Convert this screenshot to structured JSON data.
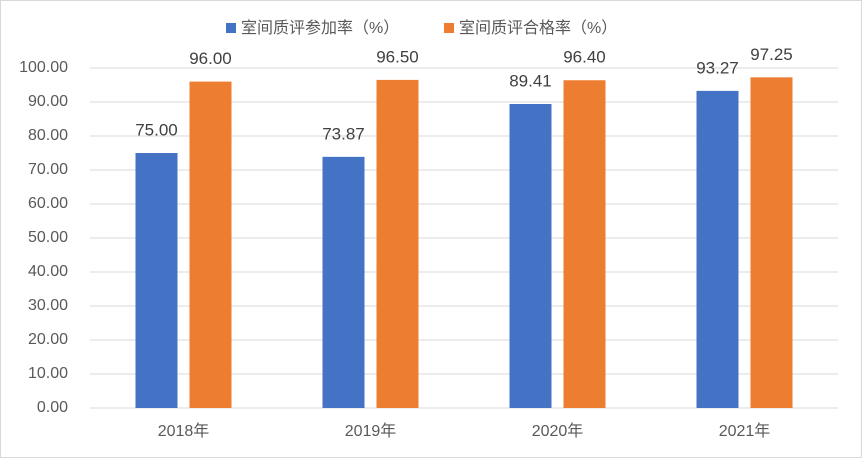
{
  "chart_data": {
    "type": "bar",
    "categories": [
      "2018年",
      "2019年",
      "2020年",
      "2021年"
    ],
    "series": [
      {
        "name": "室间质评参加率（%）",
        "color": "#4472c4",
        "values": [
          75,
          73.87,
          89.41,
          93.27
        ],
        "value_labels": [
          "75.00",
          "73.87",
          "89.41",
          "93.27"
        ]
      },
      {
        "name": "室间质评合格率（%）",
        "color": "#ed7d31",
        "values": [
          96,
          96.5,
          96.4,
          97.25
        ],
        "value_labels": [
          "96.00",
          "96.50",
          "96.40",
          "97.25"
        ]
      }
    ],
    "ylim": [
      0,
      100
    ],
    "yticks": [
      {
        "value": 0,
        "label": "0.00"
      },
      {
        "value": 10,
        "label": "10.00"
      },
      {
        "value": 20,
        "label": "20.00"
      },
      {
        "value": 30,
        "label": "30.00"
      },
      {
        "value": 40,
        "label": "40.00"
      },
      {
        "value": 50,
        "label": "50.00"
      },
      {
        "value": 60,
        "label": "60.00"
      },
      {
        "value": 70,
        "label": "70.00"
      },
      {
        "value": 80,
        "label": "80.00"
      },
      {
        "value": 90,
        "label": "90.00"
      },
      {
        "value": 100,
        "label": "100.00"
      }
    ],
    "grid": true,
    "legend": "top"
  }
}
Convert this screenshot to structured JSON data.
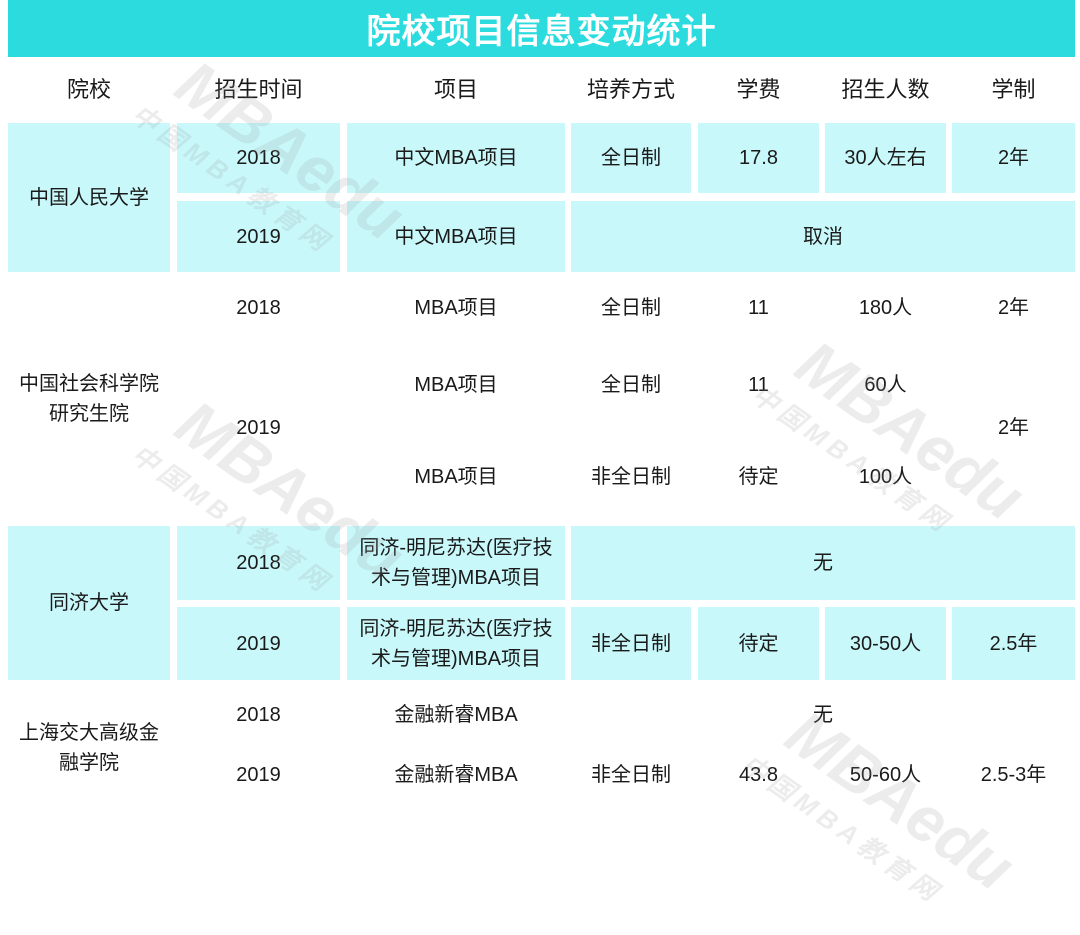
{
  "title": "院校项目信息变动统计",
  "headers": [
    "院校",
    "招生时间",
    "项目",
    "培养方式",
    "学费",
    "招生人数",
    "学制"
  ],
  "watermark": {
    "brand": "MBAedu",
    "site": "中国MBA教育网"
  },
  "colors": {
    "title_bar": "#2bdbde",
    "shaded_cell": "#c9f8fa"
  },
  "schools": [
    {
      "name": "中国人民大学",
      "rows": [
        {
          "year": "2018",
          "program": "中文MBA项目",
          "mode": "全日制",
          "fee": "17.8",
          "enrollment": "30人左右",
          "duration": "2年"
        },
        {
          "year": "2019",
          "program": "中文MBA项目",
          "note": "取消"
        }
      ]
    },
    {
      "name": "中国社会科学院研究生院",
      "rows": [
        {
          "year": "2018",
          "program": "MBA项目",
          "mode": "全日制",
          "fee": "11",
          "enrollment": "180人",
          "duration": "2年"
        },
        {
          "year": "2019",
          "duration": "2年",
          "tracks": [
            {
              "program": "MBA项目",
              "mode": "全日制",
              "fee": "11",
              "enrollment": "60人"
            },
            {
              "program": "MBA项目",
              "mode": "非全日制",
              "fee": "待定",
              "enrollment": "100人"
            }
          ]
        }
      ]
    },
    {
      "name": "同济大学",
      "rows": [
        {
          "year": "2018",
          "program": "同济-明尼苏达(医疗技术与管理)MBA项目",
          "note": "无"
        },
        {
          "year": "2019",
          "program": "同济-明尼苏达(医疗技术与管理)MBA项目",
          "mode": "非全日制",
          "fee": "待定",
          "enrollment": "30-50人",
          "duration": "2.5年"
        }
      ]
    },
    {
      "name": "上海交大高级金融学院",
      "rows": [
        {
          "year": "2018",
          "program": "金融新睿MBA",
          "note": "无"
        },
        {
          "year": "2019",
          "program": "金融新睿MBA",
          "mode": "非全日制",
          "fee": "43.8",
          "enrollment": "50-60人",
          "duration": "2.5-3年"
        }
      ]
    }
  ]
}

--

What is required
Repeat the entries exactly. Pictures are excluded from the copy.

Problem solution
Convert this screenshot to structured JSON data.
{
  "chart_data": {
    "type": "bar",
    "categories": [
      "2018年",
      "2019年",
      "2020年",
      "2021年"
    ],
    "series": [
      {
        "name": "室间质评参加率（%）",
        "color": "#4472c4",
        "values": [
          75,
          73.87,
          89.41,
          93.27
        ],
        "value_labels": [
          "75.00",
          "73.87",
          "89.41",
          "93.27"
        ]
      },
      {
        "name": "室间质评合格率（%）",
        "color": "#ed7d31",
        "values": [
          96,
          96.5,
          96.4,
          97.25
        ],
        "value_labels": [
          "96.00",
          "96.50",
          "96.40",
          "97.25"
        ]
      }
    ],
    "ylim": [
      0,
      100
    ],
    "yticks": [
      {
        "value": 0,
        "label": "0.00"
      },
      {
        "value": 10,
        "label": "10.00"
      },
      {
        "value": 20,
        "label": "20.00"
      },
      {
        "value": 30,
        "label": "30.00"
      },
      {
        "value": 40,
        "label": "40.00"
      },
      {
        "value": 50,
        "label": "50.00"
      },
      {
        "value": 60,
        "label": "60.00"
      },
      {
        "value": 70,
        "label": "70.00"
      },
      {
        "value": 80,
        "label": "80.00"
      },
      {
        "value": 90,
        "label": "90.00"
      },
      {
        "value": 100,
        "label": "100.00"
      }
    ],
    "grid": true,
    "legend": "top"
  }
}
Convert this screenshot to structured JSON data.
{
  "title": "院校项目信息变动统计",
  "headers": [
    "院校",
    "招生时间",
    "项目",
    "培养方式",
    "学费",
    "招生人数",
    "学制"
  ],
  "watermark": {
    "brand": "MBAedu",
    "site": "中国MBA教育网"
  },
  "colors": {
    "title_bar": "#2bdbde",
    "shaded_cell": "#c9f8fa"
  },
  "schools": [
    {
      "name": "中国人民大学",
      "rows": [
        {
          "year": "2018",
          "program": "中文MBA项目",
          "mode": "全日制",
          "fee": "17.8",
          "enrollment": "30人左右",
          "duration": "2年"
        },
        {
          "year": "2019",
          "program": "中文MBA项目",
          "note": "取消"
        }
      ]
    },
    {
      "name": "中国社会科学院研究生院",
      "rows": [
        {
          "year": "2018",
          "program": "MBA项目",
          "mode": "全日制",
          "fee": "11",
          "enrollment": "180人",
          "duration": "2年"
        },
        {
          "year": "2019",
          "duration": "2年",
          "tracks": [
            {
              "program": "MBA项目",
              "mode": "全日制",
              "fee": "11",
              "enrollment": "60人"
            },
            {
              "program": "MBA项目",
              "mode": "非全日制",
              "fee": "待定",
              "enrollment": "100人"
            }
          ]
        }
      ]
    },
    {
      "name": "同济大学",
      "rows": [
        {
          "year": "2018",
          "program": "同济-明尼苏达(医疗技术与管理)MBA项目",
          "note": "无"
        },
        {
          "year": "2019",
          "program": "同济-明尼苏达(医疗技术与管理)MBA项目",
          "mode": "非全日制",
          "fee": "待定",
          "enrollment": "30-50人",
          "duration": "2.5年"
        }
      ]
    },
    {
      "name": "上海交大高级金融学院",
      "rows": [
        {
          "year": "2018",
          "program": "金融新睿MBA",
          "note": "无"
        },
        {
          "year": "2019",
          "program": "金融新睿MBA",
          "mode": "非全日制",
          "fee": "43.8",
          "enrollment": "50-60人",
          "duration": "2.5-3年"
        }
      ]
    }
  ]
}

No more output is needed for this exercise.